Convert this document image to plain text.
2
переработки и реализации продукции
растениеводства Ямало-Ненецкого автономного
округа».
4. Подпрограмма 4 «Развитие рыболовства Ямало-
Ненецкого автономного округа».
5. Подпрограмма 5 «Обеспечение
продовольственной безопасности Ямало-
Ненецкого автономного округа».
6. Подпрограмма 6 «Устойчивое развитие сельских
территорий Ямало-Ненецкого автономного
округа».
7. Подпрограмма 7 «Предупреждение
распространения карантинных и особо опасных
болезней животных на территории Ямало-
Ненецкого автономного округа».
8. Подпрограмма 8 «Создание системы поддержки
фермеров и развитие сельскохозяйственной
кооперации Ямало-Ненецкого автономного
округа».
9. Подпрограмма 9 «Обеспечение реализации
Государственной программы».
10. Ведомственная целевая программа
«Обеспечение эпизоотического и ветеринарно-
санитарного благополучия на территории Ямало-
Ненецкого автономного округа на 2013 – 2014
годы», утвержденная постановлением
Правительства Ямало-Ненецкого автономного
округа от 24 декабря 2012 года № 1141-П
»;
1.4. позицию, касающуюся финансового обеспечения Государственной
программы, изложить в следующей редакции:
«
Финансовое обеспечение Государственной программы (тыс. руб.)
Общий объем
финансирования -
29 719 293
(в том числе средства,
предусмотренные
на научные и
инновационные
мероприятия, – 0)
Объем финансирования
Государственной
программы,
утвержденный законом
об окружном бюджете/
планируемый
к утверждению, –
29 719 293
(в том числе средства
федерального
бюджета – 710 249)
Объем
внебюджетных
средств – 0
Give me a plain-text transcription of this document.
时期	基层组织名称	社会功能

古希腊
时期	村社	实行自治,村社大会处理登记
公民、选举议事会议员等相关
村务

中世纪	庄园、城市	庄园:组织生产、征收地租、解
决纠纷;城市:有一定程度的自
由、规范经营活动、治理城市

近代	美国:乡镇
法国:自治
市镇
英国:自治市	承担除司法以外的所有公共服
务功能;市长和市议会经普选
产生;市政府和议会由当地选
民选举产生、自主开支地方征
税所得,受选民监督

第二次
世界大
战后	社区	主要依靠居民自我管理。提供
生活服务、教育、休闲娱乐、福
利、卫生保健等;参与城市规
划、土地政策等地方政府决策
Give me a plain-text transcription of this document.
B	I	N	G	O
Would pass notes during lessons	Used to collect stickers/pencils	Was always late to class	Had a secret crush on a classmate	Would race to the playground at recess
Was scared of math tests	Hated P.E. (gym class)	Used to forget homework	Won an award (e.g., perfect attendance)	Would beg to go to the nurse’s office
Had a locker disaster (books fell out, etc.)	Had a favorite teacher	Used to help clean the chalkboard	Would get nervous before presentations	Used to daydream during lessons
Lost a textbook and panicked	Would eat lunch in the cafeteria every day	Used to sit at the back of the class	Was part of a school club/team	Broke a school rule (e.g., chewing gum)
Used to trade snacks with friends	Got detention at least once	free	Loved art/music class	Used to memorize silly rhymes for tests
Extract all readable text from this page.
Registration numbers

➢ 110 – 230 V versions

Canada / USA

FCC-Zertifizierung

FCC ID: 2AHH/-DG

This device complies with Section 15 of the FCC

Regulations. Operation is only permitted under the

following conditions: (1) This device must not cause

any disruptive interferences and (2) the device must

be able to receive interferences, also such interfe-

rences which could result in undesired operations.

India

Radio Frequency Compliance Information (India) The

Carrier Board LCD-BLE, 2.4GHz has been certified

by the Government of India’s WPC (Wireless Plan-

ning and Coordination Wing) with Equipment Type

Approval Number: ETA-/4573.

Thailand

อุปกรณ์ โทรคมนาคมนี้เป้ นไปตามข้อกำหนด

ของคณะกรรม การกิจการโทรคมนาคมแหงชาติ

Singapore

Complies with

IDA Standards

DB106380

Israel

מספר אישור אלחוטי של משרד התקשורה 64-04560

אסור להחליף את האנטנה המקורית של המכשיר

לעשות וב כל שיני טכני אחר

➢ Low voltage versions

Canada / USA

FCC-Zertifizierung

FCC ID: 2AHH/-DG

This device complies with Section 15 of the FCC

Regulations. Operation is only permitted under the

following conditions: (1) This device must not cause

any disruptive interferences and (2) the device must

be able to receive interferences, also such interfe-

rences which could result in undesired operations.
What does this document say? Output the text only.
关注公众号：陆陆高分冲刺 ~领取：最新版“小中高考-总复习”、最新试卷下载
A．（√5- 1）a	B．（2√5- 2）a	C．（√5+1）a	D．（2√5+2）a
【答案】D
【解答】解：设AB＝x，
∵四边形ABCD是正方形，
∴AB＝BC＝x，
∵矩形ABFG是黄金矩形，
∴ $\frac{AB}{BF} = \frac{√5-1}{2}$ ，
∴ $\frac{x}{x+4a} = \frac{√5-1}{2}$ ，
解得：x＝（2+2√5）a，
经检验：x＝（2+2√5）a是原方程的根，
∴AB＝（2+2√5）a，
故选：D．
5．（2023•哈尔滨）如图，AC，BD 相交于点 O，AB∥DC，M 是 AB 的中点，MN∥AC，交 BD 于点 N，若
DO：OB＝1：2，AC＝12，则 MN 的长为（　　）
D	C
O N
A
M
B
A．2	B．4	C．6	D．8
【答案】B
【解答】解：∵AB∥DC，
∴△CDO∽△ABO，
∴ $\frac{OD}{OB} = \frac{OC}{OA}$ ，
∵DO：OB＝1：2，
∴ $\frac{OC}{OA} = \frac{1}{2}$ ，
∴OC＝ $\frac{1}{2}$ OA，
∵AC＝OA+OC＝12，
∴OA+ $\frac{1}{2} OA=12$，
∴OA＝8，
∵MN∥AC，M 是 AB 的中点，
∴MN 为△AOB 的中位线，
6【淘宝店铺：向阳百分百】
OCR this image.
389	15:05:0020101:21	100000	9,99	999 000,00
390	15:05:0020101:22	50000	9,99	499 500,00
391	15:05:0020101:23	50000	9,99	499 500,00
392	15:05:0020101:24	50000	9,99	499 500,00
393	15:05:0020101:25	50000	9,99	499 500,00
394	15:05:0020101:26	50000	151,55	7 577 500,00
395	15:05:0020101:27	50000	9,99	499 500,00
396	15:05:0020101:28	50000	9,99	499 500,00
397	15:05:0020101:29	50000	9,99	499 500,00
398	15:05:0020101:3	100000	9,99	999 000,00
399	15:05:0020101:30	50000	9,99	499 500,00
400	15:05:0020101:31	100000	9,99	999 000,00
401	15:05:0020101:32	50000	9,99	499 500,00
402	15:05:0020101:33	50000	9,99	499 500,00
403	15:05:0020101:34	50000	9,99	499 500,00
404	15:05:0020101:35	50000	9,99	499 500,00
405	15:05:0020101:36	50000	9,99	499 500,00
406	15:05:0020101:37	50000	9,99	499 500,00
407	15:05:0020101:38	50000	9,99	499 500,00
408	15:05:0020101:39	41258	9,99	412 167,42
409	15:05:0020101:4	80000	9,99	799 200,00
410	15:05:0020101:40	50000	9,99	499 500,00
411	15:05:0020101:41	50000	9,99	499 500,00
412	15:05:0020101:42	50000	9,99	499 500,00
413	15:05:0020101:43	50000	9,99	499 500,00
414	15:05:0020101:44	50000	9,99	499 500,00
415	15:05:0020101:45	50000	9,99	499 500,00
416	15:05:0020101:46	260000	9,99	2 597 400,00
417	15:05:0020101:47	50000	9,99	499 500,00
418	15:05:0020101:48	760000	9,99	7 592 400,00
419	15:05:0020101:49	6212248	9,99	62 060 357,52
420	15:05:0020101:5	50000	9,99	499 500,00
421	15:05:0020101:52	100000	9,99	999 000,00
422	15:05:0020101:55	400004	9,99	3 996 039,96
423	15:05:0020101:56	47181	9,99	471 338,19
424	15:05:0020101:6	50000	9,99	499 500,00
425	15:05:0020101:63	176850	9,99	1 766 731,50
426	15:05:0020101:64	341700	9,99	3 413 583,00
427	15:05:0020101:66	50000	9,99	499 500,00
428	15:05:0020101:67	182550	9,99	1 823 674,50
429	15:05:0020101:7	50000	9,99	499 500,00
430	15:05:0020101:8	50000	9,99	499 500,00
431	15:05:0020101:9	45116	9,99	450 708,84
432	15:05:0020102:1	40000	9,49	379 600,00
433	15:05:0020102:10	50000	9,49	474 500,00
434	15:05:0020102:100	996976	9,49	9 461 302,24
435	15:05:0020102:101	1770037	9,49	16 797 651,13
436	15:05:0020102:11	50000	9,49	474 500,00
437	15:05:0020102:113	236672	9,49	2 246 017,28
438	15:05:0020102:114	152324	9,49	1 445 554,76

____________

● **Task details**
Copy each line that holds the word "числе".

● **Answer to this problem**
(в том числе средства,
(в том числе средства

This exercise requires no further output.